Dataset rows about figures:
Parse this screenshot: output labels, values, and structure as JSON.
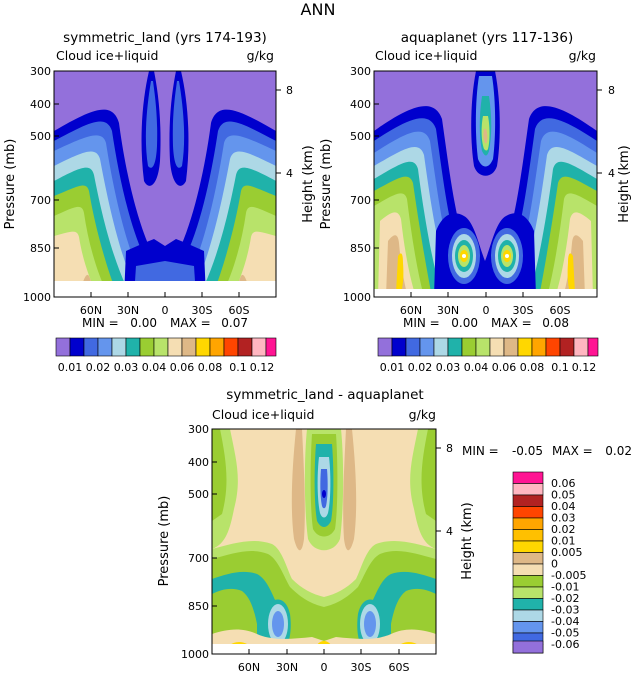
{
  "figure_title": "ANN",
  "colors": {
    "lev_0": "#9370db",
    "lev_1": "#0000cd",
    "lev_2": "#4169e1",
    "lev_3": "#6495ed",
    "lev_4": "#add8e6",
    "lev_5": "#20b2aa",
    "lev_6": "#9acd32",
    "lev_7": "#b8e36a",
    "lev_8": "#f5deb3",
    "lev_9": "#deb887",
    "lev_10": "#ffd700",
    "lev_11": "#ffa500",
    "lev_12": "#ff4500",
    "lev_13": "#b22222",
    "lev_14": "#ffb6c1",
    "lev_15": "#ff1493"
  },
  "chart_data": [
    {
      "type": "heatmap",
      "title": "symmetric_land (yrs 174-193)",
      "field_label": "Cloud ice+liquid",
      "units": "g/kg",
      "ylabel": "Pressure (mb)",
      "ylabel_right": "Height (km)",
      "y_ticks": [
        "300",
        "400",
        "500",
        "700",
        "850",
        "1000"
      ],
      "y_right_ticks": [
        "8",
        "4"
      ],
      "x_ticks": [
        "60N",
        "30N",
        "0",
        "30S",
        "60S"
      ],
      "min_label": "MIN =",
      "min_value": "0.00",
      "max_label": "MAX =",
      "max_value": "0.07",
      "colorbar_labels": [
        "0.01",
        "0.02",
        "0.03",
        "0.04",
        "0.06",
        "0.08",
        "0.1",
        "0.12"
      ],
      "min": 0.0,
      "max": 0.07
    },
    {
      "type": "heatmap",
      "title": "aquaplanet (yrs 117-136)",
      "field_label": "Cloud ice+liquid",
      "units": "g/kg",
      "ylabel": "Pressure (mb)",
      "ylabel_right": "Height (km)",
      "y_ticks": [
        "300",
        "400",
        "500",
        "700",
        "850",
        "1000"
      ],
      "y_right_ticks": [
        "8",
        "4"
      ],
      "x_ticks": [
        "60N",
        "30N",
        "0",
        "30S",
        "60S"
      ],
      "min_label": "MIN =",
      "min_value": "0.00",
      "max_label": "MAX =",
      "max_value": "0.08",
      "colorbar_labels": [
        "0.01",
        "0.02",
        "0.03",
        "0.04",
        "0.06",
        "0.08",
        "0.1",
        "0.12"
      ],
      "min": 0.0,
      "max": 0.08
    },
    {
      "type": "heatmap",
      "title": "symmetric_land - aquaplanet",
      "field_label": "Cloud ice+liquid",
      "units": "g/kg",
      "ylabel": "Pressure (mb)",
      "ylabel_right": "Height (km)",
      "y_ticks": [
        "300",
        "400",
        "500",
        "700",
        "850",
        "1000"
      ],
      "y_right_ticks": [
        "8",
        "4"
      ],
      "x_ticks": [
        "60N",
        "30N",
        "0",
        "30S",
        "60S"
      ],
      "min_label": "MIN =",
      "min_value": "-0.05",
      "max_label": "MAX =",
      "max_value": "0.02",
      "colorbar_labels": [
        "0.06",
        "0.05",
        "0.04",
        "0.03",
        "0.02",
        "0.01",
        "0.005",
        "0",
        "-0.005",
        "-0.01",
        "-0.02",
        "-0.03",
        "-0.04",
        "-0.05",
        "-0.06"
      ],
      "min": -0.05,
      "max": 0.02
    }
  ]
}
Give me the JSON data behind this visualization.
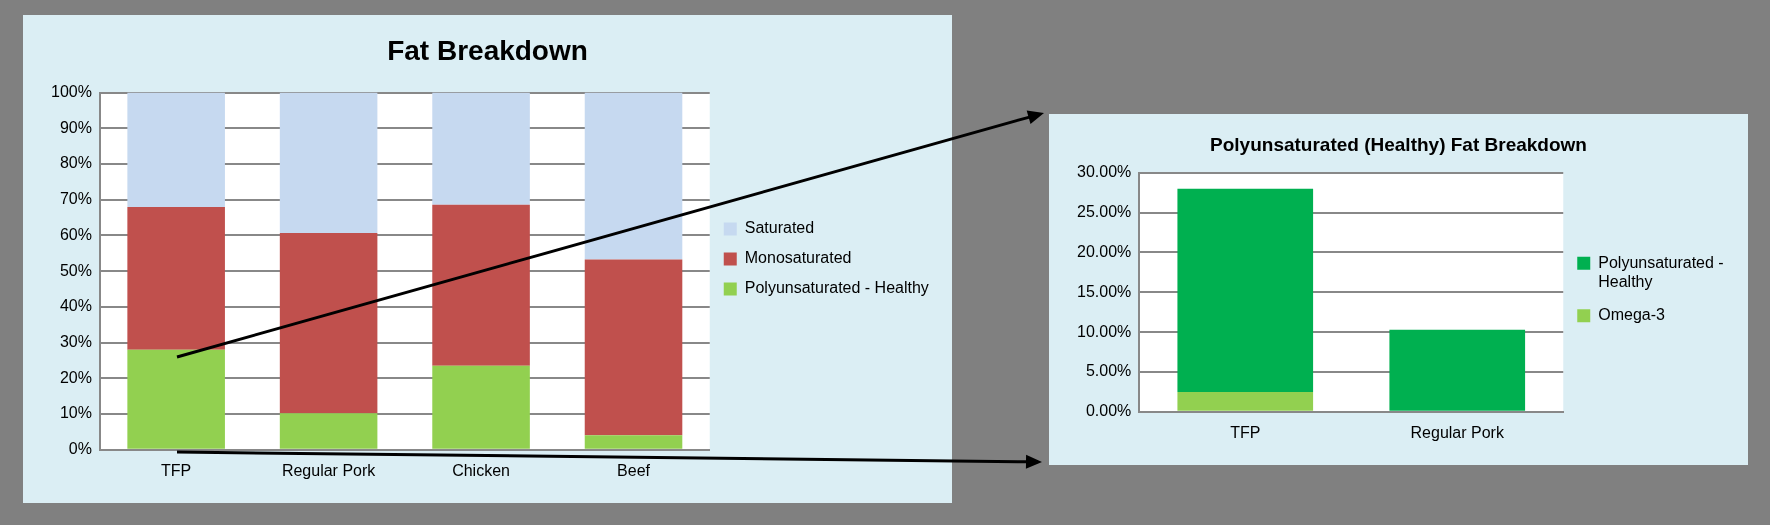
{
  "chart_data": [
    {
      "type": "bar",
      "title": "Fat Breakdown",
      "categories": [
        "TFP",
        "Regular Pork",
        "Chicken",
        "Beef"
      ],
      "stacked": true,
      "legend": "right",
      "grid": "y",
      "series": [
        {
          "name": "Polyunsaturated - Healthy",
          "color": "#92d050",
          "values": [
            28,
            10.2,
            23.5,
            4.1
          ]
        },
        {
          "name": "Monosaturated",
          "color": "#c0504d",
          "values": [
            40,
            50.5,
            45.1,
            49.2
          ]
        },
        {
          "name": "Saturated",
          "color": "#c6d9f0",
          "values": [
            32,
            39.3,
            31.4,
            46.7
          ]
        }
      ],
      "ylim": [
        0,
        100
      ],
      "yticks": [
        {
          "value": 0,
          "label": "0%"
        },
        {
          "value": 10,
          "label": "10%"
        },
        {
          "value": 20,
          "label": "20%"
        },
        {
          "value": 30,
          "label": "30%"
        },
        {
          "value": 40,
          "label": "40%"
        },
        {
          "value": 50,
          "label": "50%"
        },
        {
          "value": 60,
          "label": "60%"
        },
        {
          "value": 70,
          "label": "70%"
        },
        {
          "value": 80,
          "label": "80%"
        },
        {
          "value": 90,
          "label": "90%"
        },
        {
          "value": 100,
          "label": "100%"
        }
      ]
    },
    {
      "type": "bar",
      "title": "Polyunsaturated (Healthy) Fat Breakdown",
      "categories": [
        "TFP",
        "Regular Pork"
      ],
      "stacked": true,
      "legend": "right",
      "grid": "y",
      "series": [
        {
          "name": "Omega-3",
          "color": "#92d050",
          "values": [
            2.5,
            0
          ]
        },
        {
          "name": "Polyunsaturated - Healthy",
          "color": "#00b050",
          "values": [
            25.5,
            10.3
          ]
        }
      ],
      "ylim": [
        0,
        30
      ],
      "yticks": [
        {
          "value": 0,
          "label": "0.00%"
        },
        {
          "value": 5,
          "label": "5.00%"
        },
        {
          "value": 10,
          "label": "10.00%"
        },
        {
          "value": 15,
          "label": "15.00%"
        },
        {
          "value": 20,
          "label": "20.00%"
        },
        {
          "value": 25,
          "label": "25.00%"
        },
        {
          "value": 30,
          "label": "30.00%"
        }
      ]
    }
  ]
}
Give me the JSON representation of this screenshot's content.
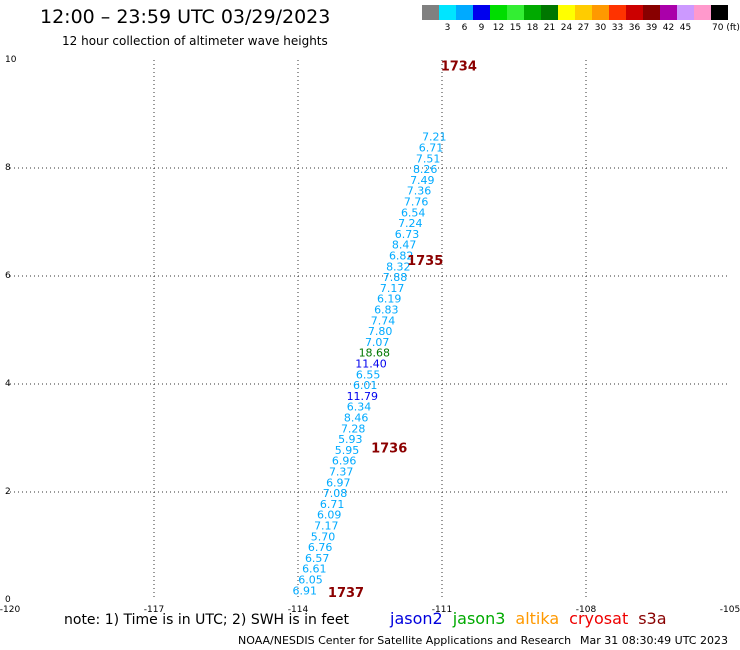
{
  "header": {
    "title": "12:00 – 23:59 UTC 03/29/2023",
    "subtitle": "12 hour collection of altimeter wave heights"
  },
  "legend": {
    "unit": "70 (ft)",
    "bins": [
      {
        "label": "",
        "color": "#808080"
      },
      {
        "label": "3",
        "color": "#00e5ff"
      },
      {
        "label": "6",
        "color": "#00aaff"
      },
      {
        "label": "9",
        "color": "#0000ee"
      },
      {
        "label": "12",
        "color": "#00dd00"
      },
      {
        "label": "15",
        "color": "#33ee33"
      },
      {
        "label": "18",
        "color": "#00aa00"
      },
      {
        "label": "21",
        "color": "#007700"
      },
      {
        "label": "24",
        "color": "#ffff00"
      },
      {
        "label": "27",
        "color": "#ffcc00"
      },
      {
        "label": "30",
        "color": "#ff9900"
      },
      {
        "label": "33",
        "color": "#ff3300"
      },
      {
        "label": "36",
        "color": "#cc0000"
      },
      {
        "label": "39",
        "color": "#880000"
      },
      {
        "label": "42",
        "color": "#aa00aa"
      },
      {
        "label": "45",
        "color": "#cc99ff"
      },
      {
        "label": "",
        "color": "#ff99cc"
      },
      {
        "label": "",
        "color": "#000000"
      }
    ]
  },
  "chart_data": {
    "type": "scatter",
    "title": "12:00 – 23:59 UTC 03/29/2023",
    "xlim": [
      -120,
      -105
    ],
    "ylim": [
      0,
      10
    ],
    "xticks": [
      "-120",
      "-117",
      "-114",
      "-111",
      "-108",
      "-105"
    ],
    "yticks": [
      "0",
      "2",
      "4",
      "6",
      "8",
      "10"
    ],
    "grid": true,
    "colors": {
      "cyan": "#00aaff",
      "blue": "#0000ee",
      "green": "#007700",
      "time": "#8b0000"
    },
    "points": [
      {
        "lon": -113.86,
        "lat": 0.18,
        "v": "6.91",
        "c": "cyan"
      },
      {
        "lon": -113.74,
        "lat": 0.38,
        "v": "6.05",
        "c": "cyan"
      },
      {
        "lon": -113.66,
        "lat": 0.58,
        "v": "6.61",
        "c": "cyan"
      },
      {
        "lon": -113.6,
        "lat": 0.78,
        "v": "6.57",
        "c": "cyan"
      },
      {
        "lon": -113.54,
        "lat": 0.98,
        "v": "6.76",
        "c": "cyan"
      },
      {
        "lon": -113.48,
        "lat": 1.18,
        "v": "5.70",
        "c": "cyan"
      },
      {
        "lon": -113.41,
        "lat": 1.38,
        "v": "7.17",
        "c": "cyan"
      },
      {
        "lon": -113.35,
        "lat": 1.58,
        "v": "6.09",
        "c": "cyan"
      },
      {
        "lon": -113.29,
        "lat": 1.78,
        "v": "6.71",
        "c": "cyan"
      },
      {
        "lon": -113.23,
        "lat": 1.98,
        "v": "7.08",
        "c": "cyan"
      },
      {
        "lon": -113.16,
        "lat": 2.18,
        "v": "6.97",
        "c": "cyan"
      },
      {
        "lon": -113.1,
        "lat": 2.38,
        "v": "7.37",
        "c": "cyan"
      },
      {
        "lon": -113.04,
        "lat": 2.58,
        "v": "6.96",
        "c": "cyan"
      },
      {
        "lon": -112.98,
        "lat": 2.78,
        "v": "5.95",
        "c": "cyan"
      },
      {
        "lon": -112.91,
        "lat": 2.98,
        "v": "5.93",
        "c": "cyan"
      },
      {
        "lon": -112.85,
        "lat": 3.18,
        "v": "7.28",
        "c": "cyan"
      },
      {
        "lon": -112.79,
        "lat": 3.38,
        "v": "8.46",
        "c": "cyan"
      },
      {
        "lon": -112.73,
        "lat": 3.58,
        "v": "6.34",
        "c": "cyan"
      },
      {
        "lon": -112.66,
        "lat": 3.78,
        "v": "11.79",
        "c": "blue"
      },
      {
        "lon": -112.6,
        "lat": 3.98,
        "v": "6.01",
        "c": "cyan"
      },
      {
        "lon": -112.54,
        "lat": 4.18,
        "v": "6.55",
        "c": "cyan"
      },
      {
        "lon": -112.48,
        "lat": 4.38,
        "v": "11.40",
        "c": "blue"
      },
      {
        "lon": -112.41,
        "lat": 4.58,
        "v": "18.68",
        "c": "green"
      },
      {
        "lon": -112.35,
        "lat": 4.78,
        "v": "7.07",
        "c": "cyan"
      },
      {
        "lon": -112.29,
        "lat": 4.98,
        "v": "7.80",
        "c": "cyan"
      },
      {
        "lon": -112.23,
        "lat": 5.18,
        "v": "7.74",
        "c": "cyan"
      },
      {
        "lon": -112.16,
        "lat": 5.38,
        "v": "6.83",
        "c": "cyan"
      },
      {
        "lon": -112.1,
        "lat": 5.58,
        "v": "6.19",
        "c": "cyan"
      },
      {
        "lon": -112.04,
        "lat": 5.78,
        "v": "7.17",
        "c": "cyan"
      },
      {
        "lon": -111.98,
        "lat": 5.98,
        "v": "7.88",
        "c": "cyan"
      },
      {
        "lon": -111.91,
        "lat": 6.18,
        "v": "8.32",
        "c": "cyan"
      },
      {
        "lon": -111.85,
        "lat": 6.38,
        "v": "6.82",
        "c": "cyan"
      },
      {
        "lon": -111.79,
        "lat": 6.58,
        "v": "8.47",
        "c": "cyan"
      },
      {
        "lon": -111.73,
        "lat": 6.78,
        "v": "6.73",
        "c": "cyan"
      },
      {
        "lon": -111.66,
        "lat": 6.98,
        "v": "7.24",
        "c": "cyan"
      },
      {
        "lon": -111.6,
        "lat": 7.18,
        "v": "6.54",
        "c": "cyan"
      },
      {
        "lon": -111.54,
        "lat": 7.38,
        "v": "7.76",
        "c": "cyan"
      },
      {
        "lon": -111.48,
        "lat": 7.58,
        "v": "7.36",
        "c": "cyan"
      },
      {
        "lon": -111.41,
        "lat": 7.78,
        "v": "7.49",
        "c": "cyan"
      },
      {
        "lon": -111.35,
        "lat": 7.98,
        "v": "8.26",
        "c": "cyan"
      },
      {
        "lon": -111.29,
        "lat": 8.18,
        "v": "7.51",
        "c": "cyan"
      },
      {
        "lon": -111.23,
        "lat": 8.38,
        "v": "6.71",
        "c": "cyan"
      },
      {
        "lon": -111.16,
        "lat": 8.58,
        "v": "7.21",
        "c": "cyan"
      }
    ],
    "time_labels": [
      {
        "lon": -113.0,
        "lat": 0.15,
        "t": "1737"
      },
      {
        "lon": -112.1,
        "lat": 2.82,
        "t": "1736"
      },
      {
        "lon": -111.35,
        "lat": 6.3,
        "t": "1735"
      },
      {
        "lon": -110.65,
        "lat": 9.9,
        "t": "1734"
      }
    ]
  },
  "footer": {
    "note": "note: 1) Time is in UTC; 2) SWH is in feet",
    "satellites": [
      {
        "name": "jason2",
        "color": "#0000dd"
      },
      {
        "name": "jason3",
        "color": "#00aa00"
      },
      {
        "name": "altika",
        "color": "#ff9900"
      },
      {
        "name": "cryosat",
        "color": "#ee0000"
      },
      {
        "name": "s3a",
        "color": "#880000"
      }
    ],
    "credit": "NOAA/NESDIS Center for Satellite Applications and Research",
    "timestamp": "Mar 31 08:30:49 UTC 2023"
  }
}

▶ [Stated exercise] Say how many lines in the entries contain the string "aquaplanet", and leave out everything else.

▶ [Written answer] 2